** 所给文段 **
54份不同遗传背景的黄瓜材料的具体来源和出处详见Zhang等于2010年在《Journal of the American Society for Horticultural Science》第135期第53-58页发表的文章《Genetic Mapping of the Scab Resistance Gene in Cucumber》。其中29份为抗性材料,25份为感病材料。
重测序的基因组信息详见Qi等在《Nature Genetics》杂志2013年发表的论文《Agenomic variation map provides insights into the genetic basis of cucumberdomestication and diversity》
Indel标记引物是本实验室基于两亲本重测序的基因组信息、利用primer 3.0软件设计得到。

** 练习任务 **
A – 上面关于黄瓜材料的文段，能用两句话概括吗？
B – 根据上面关于黄瓜材料的文段，回答下列问题：
(i) 54份材料中有多少份是感病材料？
(ii) 重测序的基因组信息详见哪本杂志在哪一年发表的论文？
(iii) 设计Indel标记引物用的是什么软件？
C – 上面关于黄瓜材料的文段，能从最后一句之后接着续写下去吗？

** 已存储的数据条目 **
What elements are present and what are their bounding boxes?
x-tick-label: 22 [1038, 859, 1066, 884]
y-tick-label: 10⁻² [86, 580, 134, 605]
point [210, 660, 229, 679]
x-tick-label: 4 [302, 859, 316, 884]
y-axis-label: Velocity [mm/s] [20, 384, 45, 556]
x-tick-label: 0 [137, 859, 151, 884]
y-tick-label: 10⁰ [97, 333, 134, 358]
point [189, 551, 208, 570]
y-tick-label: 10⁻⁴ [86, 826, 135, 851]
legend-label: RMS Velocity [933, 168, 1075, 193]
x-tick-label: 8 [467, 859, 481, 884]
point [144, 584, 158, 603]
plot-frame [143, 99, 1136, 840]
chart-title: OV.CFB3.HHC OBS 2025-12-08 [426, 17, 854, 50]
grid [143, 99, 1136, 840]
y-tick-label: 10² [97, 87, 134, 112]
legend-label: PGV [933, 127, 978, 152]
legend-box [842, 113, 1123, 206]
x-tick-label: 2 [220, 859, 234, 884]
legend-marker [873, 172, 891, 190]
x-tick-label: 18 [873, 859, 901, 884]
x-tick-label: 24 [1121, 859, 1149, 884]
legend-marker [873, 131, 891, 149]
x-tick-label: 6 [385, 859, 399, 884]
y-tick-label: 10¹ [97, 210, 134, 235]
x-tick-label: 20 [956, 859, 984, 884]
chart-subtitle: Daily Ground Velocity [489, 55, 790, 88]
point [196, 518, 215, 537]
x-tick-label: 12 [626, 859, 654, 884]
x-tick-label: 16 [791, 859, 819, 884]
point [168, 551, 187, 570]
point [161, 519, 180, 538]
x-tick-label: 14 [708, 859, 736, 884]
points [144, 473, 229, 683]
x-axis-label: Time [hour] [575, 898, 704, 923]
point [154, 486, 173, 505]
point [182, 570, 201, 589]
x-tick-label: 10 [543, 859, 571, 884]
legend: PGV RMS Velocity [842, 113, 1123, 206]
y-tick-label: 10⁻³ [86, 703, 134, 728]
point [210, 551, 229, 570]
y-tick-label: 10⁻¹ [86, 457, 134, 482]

** 参考答案 **
A – 54份不同遗传背景的黄瓜材料中有29份抗性材料、25份感病材料，其具体来源见Zhang等2010年发表的文章。Indel标记引物由本实验室基于两亲本重测序的基因组信息、利用primer 3.0软件设计得到。

B –
(i) 25份
(ii) 《Nature Genetics》，2013年
(iii) primer 3.0

C –
主要试剂
SSR引物来自国际黄瓜基因组计划(ICUGI);PCR实验使用Shanghai PromeGa公司的GoTaq Green Master Mix;
凝胶电泳使用康润公司的40%非变性聚丙烯酰胺,将其稀释至6%后使用。
实施例1.与黄瓜抗WMV基因wmv连锁的wmvIndel3标记的获得
步骤1.黄瓜WMV苗期抗性鉴定
本试验以黄瓜高代自交系65G(感病)和02245(抗病)为母本和父本,自交获得F1、F2群体及F2:3家系。2013年秋,在中国农业科学院蔬菜花卉研究所病理课题组人工气候室对F1及137个F2:3家系进行WMV苗期人工摩擦接种,其中每个家系种植15株,待第一片真叶展平时,进行接种鉴定。
待第一次接种20天后,进行调查,将病情划分为6个等级,分别为:0级,无症状;1级,心叶明脉或轻花叶;3级,心叶及中部叶片花叶;5级,心叶及中部叶片花叶,少数叶片畸形、皱缩;7级,重花叶,多数叶片畸形、皱缩;9级,重花叶,叶片明显畸形,植株矮化,甚至死亡。同时为了检测接种植株中病毒的含量,在调查后,采用了酶联免疫吸附(Enzyme-LinkedImmunosorbent Assay,ELISA)方法对黄瓜植株的心叶中的病毒含量进行检测。根据调查及ELISA检测结果判断植株对WMV是否有抗性,然后使用Microsoft Excel2007及SAS9.2软件进行数据统计分析,判断分离比。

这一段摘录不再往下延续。